### Excerpt to read
Start of Block

Kristine Kyle de Leon - PhD Scholarship 2023

Project summary:
The role of microRNAs in the obese adipose vascular niche

Obesity is intimately linked to comorbidities like type 2 diabetes and cardiovascular disease, and disease progression is tightly associated with metabolic abnormalities in adipocytes (AC) and endothelial cells (adEC) within the adipose tissue microenvironment. This project aims to uncover whether extracellular vesicles bearing small, regulatory RNAs termed ‘microRNAs ’(miRNAs) govern AC-adEC crosstalk in the obese adipose tissue, thereby contributing to vascular dysfunction. Through use of advanced computational analyses and a novel transgenic mouse model, we seek to unveil cellular-level miRNAs exchanges within the adipose tissue. In summary, our goal is to shed light on the progression of cell-intrinsic AC and adEC dysfunction and metabolic disease development, as well as the contribution of miRNA paracrine crosstalk during this process.

End of Block

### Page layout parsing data
Start of Block

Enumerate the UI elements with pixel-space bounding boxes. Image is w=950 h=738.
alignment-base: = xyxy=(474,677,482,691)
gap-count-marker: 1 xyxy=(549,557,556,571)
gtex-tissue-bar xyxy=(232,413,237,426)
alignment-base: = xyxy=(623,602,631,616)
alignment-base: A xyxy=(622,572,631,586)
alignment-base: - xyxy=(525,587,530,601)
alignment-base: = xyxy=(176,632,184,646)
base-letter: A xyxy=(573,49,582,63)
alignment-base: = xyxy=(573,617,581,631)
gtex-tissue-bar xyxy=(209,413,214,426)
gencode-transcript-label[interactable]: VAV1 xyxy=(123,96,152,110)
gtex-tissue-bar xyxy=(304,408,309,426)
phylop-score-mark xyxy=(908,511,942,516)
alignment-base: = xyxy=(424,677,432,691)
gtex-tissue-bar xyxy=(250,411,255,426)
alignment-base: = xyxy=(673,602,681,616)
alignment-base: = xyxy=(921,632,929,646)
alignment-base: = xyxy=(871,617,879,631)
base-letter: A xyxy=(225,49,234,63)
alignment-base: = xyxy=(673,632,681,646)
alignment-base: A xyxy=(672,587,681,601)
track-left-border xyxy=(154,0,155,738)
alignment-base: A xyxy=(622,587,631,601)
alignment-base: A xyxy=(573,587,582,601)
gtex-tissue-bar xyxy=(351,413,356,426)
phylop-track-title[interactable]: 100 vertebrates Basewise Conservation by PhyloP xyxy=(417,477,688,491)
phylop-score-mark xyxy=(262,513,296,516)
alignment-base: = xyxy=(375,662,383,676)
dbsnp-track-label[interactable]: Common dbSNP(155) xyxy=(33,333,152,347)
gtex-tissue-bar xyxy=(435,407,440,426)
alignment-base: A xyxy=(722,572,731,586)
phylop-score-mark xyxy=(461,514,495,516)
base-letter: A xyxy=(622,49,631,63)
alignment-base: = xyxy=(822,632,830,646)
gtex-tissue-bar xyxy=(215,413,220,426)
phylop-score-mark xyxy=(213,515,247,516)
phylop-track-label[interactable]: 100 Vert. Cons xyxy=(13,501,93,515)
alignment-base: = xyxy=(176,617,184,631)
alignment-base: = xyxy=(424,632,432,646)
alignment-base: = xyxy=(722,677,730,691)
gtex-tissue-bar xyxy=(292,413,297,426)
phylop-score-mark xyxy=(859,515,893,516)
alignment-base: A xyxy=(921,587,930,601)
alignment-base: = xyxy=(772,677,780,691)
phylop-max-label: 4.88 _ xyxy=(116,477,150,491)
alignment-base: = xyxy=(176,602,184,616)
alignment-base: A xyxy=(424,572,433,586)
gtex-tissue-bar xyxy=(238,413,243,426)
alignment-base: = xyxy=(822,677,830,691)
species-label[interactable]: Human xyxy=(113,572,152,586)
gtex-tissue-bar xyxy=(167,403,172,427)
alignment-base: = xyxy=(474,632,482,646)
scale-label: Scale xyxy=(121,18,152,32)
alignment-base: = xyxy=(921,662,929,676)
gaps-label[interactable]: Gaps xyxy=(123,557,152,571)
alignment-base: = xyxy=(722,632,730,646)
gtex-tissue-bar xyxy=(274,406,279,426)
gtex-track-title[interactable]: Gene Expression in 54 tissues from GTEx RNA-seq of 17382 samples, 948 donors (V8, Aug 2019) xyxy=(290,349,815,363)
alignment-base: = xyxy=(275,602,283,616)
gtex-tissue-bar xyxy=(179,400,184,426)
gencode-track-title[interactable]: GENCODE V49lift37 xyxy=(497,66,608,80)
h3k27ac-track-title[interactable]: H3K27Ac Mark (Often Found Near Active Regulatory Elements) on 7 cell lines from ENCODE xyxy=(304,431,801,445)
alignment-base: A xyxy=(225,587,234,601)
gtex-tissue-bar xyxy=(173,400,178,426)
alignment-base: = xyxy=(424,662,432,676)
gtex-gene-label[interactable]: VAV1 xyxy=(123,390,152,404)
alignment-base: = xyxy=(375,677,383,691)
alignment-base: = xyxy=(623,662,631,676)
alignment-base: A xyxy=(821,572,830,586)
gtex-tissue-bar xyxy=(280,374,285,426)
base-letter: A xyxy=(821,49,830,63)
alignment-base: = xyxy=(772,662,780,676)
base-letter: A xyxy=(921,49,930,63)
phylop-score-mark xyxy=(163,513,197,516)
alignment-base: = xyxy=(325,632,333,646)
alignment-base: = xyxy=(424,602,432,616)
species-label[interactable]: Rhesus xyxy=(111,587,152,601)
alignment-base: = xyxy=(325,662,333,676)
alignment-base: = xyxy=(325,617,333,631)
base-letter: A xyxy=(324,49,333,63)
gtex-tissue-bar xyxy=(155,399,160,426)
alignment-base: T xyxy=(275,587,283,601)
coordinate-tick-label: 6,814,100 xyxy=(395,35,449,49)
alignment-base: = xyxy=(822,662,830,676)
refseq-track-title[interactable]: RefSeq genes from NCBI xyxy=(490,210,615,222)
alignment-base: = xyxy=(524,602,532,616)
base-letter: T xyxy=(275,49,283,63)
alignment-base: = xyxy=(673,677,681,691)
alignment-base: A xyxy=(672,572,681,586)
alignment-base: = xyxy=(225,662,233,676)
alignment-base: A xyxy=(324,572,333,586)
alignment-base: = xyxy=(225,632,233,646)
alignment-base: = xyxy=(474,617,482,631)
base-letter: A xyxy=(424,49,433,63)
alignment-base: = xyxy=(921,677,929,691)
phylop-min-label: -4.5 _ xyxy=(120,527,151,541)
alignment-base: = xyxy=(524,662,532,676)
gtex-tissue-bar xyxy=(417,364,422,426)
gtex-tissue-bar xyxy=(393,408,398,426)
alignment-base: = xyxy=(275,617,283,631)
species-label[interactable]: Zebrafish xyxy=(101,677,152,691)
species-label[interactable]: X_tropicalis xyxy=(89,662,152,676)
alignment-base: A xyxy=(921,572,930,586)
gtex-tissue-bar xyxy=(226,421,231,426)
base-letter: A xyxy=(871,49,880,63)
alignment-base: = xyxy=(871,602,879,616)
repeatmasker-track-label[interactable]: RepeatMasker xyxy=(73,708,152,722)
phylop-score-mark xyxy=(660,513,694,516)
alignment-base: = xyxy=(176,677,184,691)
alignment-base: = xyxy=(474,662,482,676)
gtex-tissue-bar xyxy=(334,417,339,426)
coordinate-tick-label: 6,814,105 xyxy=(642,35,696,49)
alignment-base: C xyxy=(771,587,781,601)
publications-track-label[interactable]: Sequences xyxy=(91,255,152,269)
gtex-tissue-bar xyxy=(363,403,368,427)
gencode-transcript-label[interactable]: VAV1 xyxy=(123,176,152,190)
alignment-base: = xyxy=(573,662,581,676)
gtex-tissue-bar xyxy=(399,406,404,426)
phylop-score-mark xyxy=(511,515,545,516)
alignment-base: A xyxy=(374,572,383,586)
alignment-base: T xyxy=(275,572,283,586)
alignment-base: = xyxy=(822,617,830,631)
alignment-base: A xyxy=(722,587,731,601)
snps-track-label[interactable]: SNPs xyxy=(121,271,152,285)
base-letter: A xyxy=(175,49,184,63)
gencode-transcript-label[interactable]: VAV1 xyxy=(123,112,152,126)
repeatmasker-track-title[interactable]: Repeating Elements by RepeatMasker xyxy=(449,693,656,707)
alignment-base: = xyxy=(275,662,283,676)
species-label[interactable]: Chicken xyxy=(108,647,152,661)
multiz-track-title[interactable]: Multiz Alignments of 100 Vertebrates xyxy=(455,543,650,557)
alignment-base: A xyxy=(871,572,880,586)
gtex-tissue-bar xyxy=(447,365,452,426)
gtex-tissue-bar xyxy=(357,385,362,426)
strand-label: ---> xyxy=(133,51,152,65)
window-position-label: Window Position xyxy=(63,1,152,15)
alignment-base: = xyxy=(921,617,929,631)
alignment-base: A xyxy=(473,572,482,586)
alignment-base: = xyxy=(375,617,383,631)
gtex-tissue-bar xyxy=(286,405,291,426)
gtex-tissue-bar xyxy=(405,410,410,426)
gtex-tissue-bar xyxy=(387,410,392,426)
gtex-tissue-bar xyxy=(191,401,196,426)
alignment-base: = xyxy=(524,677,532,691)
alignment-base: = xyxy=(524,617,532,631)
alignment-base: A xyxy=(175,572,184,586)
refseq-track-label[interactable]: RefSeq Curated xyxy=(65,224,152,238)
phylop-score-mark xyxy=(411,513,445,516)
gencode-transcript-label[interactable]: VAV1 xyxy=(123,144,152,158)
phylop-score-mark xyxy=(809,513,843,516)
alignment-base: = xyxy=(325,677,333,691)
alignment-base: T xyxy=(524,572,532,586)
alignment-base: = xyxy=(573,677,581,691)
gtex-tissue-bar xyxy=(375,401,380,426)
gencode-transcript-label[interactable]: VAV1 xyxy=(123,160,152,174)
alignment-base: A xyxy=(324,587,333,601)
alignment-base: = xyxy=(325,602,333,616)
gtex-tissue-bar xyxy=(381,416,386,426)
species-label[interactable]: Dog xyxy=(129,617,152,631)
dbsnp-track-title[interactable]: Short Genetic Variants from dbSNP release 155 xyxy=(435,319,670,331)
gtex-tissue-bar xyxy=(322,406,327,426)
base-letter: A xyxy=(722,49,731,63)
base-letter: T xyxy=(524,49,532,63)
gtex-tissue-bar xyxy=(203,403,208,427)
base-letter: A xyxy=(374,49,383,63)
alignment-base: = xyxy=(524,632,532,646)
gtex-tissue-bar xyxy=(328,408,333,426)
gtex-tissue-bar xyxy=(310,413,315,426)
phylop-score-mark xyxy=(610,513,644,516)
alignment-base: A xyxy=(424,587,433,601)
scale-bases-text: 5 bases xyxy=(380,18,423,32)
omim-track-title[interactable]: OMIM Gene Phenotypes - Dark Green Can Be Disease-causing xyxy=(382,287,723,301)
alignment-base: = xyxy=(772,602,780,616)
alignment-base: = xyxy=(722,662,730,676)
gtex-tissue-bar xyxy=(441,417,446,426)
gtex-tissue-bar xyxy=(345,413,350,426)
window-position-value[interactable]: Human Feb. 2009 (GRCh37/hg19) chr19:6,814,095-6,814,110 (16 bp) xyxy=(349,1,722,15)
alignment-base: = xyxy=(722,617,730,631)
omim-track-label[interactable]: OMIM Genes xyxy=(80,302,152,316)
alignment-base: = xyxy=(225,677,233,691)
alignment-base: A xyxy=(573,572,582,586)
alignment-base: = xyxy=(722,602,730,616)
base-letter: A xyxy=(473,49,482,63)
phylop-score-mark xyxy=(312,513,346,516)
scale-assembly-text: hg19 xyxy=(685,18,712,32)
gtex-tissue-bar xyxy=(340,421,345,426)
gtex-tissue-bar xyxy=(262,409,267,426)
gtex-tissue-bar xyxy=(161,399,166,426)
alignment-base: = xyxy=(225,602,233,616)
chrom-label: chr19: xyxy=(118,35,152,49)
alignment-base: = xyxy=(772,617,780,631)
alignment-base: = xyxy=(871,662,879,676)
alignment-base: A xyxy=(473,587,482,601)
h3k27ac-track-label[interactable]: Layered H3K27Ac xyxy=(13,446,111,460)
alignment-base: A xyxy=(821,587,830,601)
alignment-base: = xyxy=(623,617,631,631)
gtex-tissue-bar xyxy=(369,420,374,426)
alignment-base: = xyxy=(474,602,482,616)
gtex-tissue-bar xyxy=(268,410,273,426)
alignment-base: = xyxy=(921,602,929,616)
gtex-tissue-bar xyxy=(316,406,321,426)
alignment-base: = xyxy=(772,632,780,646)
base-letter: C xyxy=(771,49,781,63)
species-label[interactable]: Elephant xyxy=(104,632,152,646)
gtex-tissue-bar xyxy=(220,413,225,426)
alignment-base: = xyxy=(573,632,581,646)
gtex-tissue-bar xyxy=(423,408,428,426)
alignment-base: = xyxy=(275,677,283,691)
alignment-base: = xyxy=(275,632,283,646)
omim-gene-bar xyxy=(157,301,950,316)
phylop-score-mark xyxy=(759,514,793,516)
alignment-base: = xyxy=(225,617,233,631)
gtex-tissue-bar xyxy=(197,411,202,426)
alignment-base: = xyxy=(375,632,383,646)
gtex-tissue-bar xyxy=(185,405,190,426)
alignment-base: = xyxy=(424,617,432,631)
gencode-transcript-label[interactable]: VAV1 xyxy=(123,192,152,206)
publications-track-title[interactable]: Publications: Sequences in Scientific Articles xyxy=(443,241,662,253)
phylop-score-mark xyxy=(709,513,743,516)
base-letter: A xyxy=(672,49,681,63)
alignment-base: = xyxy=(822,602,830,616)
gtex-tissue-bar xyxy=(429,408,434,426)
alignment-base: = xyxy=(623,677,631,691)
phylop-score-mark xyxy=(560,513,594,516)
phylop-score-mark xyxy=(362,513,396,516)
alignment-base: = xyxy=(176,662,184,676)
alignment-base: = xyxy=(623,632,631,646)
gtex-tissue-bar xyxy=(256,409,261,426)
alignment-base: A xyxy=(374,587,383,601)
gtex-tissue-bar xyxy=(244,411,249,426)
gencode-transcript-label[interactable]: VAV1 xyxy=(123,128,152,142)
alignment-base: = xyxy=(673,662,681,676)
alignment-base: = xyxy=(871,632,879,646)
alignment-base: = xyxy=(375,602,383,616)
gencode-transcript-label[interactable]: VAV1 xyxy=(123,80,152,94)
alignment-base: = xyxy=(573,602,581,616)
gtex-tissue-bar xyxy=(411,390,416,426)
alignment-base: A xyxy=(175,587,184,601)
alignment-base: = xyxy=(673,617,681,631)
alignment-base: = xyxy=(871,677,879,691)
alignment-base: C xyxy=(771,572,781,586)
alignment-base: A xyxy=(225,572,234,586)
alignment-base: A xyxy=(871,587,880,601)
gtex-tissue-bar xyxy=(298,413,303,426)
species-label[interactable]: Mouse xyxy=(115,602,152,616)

End of Block

### Exercise goal
Could you reproduce, word for word, the stretch of the microRNA project summary from "Obesity is intimately" through "during this process."?

### Solution for this problem
Obesity is intimately linked to comorbidities like type 2 diabetes and cardiovascular disease, and disease progression is tightly associated with metabolic abnormalities in adipocytes (AC) and endothelial cells (adEC) within the adipose tissue microenvironment. This project aims to uncover whether extracellular vesicles bearing small, regulatory RNAs termed ‘microRNAs ’(miRNAs) govern AC-adEC crosstalk in the obese adipose tissue, thereby contributing to vascular dysfunction. Through use of advanced computational analyses and a novel transgenic mouse model, we seek to unveil cellular-level miRNAs exchanges within the adipose tissue. In summary, our goal is to shed light on the progression of cell-intrinsic AC and adEC dysfunction and metabolic disease development, as well as the contribution of miRNA paracrine crosstalk during this process.